(Objective) Tally the lines holding the string "наказав" and reply with that number alone.

(Supplied material)

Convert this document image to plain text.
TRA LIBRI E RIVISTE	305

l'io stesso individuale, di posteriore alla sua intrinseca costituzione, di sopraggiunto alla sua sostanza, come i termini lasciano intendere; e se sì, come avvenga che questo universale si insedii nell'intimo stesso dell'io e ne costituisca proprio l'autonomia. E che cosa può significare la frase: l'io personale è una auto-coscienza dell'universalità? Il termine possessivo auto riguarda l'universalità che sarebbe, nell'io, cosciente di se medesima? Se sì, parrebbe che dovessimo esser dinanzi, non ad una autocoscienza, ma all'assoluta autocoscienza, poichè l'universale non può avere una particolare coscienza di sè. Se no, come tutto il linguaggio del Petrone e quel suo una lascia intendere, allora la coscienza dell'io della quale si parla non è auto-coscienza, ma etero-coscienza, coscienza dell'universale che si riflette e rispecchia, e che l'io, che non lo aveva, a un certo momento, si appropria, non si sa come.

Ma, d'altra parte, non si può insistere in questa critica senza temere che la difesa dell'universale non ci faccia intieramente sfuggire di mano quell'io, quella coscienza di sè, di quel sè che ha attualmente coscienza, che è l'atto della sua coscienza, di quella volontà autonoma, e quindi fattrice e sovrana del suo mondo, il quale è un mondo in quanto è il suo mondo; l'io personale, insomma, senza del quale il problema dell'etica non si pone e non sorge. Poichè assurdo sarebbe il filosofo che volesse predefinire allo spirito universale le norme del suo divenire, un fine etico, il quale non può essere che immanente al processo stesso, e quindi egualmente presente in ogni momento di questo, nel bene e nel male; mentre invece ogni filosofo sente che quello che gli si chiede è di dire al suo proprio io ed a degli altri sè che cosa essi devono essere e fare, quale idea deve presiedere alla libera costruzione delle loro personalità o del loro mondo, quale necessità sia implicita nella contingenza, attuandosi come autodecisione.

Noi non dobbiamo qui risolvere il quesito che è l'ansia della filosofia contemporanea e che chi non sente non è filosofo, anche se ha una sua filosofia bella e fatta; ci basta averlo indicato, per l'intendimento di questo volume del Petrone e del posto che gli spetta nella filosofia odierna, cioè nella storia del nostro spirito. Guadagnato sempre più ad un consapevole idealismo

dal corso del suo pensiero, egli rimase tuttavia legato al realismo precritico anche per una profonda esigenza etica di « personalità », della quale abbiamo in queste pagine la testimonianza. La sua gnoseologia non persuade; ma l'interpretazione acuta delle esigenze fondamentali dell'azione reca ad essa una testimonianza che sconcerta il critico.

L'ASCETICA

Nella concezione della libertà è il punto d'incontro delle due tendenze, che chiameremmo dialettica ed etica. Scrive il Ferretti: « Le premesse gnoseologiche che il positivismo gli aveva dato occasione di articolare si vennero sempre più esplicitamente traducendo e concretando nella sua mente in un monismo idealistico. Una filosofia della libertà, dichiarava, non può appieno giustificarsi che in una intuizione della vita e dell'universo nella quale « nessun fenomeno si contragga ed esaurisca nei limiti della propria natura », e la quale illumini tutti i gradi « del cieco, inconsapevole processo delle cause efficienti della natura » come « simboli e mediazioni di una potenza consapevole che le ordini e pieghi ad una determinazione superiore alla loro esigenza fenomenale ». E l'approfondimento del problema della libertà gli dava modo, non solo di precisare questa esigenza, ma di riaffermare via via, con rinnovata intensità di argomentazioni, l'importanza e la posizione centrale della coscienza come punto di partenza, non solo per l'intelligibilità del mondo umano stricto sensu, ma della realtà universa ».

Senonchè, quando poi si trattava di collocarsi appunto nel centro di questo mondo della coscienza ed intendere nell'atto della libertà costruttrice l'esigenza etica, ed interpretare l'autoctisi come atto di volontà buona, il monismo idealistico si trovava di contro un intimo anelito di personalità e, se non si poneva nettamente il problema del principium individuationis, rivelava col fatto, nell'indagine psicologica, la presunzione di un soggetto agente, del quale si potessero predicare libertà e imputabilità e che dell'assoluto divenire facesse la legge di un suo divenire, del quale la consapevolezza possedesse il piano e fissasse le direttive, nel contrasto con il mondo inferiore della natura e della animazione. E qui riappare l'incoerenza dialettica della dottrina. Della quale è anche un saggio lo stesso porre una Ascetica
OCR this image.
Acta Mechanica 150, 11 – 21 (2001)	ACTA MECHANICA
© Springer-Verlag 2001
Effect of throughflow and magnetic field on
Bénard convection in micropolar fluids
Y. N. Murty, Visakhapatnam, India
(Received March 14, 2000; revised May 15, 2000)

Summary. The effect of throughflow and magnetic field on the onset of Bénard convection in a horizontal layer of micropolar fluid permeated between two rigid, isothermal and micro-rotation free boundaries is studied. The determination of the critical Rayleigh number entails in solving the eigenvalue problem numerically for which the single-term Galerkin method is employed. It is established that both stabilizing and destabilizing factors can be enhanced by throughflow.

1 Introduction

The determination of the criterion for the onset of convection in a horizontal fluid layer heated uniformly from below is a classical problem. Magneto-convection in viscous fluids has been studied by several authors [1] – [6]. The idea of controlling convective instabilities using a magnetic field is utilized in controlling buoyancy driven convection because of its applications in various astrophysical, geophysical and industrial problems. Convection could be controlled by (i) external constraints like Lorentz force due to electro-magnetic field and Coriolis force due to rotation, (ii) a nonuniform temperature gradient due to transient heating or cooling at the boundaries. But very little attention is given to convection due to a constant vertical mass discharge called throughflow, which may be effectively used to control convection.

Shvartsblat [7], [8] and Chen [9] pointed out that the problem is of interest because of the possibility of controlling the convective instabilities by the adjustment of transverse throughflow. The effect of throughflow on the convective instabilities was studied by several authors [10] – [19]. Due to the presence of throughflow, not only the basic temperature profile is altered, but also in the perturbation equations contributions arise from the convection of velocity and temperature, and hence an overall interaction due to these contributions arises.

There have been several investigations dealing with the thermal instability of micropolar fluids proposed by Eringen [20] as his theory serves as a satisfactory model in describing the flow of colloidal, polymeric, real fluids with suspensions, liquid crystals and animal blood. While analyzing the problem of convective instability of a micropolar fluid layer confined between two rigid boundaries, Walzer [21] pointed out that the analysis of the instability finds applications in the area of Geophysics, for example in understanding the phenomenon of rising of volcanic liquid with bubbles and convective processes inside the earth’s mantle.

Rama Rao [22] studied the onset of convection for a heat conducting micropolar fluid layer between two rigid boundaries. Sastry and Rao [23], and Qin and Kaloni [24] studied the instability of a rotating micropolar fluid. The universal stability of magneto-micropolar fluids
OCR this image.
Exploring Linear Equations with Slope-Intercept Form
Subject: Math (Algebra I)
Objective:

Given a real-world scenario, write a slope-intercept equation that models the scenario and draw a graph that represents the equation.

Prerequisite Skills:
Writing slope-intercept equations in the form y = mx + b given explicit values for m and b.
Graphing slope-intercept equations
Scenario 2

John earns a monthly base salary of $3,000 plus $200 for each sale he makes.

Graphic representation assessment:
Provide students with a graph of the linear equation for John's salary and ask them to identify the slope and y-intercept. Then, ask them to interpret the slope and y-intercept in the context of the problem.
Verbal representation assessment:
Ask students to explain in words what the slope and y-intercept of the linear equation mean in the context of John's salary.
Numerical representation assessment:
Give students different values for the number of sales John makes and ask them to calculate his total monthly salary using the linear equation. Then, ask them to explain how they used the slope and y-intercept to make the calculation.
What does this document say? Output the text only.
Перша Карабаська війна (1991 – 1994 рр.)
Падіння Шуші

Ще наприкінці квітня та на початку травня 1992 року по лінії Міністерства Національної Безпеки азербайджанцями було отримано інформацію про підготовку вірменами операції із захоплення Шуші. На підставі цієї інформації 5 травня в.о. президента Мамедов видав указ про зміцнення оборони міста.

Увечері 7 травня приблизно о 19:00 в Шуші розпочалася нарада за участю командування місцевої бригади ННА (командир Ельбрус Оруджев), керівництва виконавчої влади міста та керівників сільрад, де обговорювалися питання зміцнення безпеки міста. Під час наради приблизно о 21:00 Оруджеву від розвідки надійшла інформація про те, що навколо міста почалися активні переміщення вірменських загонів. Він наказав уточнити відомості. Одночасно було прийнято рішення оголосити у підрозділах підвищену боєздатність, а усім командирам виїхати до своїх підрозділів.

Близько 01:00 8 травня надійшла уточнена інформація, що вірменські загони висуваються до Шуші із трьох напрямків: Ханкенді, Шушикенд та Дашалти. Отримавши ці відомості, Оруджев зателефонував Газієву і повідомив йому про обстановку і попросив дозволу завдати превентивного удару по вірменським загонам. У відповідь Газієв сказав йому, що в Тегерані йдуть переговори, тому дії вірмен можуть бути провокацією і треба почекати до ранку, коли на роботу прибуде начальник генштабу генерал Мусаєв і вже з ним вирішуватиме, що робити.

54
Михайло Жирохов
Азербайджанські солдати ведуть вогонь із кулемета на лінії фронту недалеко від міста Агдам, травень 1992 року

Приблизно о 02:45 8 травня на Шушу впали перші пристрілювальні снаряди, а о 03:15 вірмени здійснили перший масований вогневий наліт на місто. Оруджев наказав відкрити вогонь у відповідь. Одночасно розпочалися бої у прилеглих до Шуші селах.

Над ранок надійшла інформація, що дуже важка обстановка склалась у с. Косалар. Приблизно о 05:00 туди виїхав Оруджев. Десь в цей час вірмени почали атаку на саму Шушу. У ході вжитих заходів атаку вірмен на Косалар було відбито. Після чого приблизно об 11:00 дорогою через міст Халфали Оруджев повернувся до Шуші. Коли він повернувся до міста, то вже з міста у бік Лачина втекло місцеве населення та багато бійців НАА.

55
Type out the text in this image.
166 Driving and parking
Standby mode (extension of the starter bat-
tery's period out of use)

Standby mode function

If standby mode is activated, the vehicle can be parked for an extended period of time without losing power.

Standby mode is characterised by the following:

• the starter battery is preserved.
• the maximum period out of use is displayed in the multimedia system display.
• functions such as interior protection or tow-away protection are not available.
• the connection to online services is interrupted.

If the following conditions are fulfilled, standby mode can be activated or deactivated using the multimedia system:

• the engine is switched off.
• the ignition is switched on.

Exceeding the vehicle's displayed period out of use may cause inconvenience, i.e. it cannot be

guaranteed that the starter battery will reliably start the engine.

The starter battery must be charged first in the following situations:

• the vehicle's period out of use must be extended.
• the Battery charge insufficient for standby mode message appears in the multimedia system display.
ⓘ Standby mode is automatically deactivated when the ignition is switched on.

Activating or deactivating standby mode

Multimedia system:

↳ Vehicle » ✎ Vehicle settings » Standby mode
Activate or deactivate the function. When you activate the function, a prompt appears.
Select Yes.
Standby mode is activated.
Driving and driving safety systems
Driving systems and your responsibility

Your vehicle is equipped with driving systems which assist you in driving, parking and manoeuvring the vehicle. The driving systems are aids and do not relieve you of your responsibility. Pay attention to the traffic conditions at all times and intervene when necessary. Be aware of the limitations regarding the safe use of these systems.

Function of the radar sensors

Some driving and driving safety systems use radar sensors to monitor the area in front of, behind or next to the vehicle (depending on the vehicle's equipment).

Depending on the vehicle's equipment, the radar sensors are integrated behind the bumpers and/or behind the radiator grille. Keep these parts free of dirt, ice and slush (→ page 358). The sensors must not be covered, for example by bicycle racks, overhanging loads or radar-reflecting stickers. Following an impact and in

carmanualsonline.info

(Output of the task) 2